• **WHAT THE EXERCISE ASKS**
Return every line below as is, leaving out the pictures.

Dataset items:
((

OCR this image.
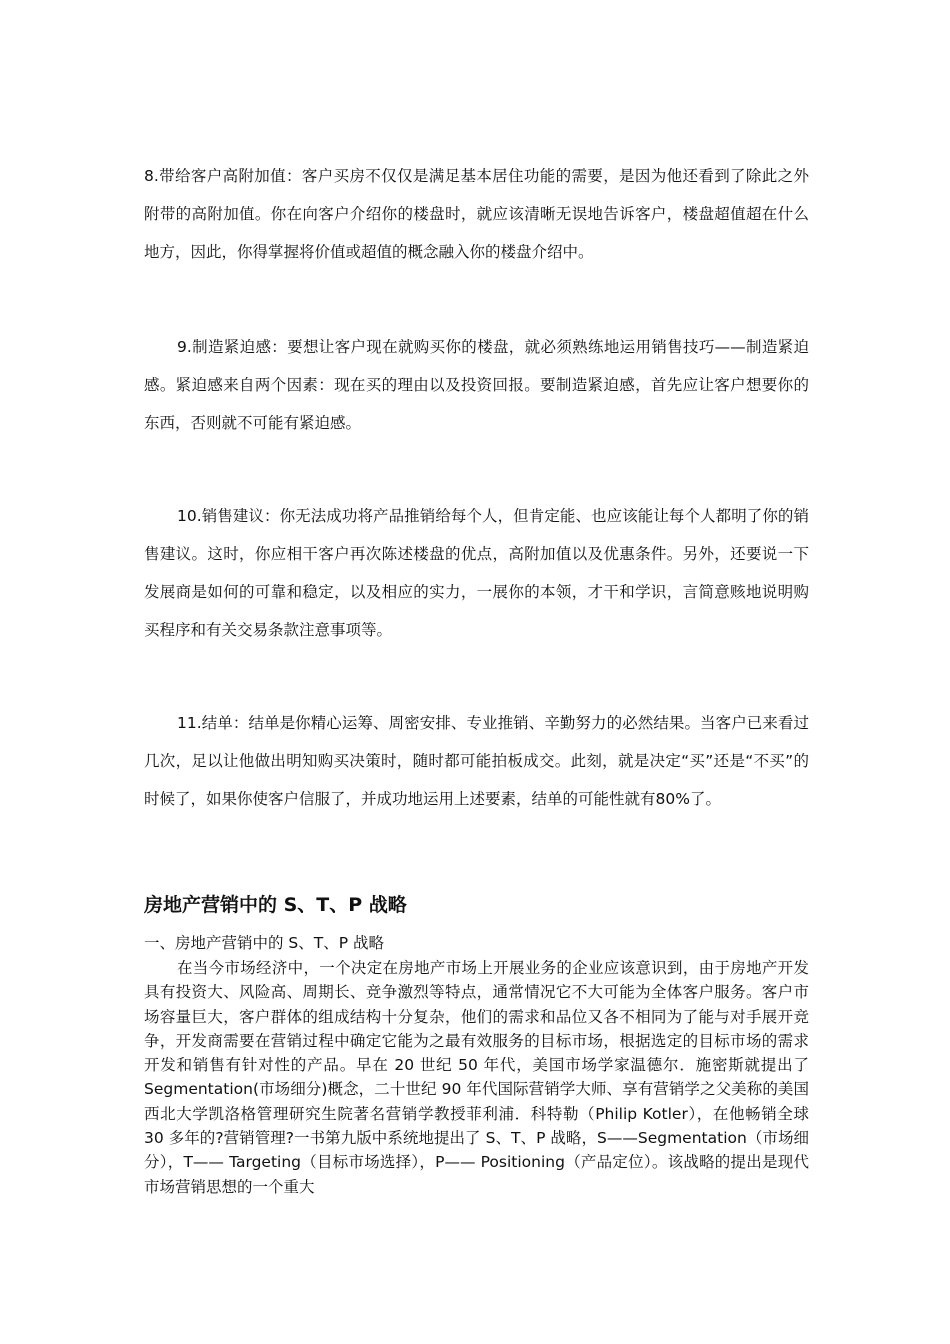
8.带给客户高附加值：客户买房不仅仅是满足基本居住功能的需要，是因为他还看到了除此之外附带的高附加值。你在向客户介绍你的楼盘时，就应该清晰无误地告诉客户，楼盘超值超在什么地方，因此，你得掌握将价值或超值的概念融入你的楼盘介绍中。

9.制造紧迫感：要想让客户现在就购买你的楼盘，就必须熟练地运用销售技巧——制造紧迫感。紧迫感来自两个因素：现在买的理由以及投资回报。要制造紧迫感，首先应让客户想要你的东西，否则就不可能有紧迫感。

10.销售建议：你无法成功将产品推销给每个人，但肯定能、也应该能让每个人都明了你的销售建议。这时，你应相干客户再次陈述楼盘的优点，高附加值以及优惠条件。另外，还要说一下发展商是如何的可靠和稳定，以及相应的实力，一展你的本领，才干和学识，言简意赅地说明购买程序和有关交易条款注意事项等。

11.结单：结单是你精心运筹、周密安排、专业推销、辛勤努力的必然结果。当客户已来看过几次，足以让他做出明知购买决策时，随时都可能拍板成交。此刻，就是决定“买”还是“不买”的时候了，如果你使客户信服了，并成功地运用上述要素，结单的可能性就有80%了。

房地产营销中的 S、T、P 战略

一、房地产营销中的 S、T、P 战略

在当今市场经济中，一个决定在房地产市场上开展业务的企业应该意识到，由于房地产开发具有投资大、风险高、周期长、竞争激烈等特点，通常情况它不大可能为全体客户服务。客户市场容量巨大，客户群体的组成结构十分复杂，他们的需求和品位又各不相同为了能与对手展开竞争，开发商需要在营销过程中确定它能为之最有效服务的目标市场，根据选定的目标市场的需求开发和销售有针对性的产品。早在 20 世纪 50 年代，美国市场学家温德尔．施密斯就提出了 Segmentation(市场细分)概念，二十世纪 90 年代国际营销学大师、享有营销学之父美称的美国西北大学凯洛格管理研究生院著名营销学教授菲利浦．科特勒（Philip Kotler），在他畅销全球 30 多年的?营销管理?一书第九版中系统地提出了 S、T、P 战略，S——Segmentation（市场细分），T—— Targeting（目标市场选择），P—— Positioning（产品定位）。该战略的提出是现代市场营销思想的一个重大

))

• **SOLUTION**
OCR this image.
8.带给客户高附加值：客户买房不仅仅是满足基本居住功能的需要，是因为他还看到了除此之外附带的高附加值。你在向客户介绍你的楼盘时，就应该清晰无误地告诉客户，楼盘超值超在什么地方，因此，你得掌握将价值或超值的概念融入你的楼盘介绍中。

9.制造紧迫感：要想让客户现在就购买你的楼盘，就必须熟练地运用销售技巧——制造紧迫感。紧迫感来自两个因素：现在买的理由以及投资回报。要制造紧迫感，首先应让客户想要你的东西，否则就不可能有紧迫感。

10.销售建议：你无法成功将产品推销给每个人，但肯定能、也应该能让每个人都明了你的销售建议。这时，你应相干客户再次陈述楼盘的优点，高附加值以及优惠条件。另外，还要说一下发展商是如何的可靠和稳定，以及相应的实力，一展你的本领，才干和学识，言简意赅地说明购买程序和有关交易条款注意事项等。

11.结单：结单是你精心运筹、周密安排、专业推销、辛勤努力的必然结果。当客户已来看过几次，足以让他做出明知购买决策时，随时都可能拍板成交。此刻，就是决定“买”还是“不买”的时候了，如果你使客户信服了，并成功地运用上述要素，结单的可能性就有80%了。

房地产营销中的 S、T、P 战略

一、房地产营销中的 S、T、P 战略

在当今市场经济中，一个决定在房地产市场上开展业务的企业应该意识到，由于房地产开发具有投资大、风险高、周期长、竞争激烈等特点，通常情况它不大可能为全体客户服务。客户市场容量巨大，客户群体的组成结构十分复杂，他们的需求和品位又各不相同为了能与对手展开竞争，开发商需要在营销过程中确定它能为之最有效服务的目标市场，根据选定的目标市场的需求开发和销售有针对性的产品。早在 20 世纪 50 年代，美国市场学家温德尔．施密斯就提出了 Segmentation(市场细分)概念，二十世纪 90 年代国际营销学大师、享有营销学之父美称的美国西北大学凯洛格管理研究生院著名营销学教授菲利浦．科特勒（Philip Kotler），在他畅销全球 30 多年的?营销管理?一书第九版中系统地提出了 S、T、P 战略，S——Segmentation（市场细分），T—— Targeting（目标市场选择），P—— Positioning（产品定位）。该战略的提出是现代市场营销思想的一个重大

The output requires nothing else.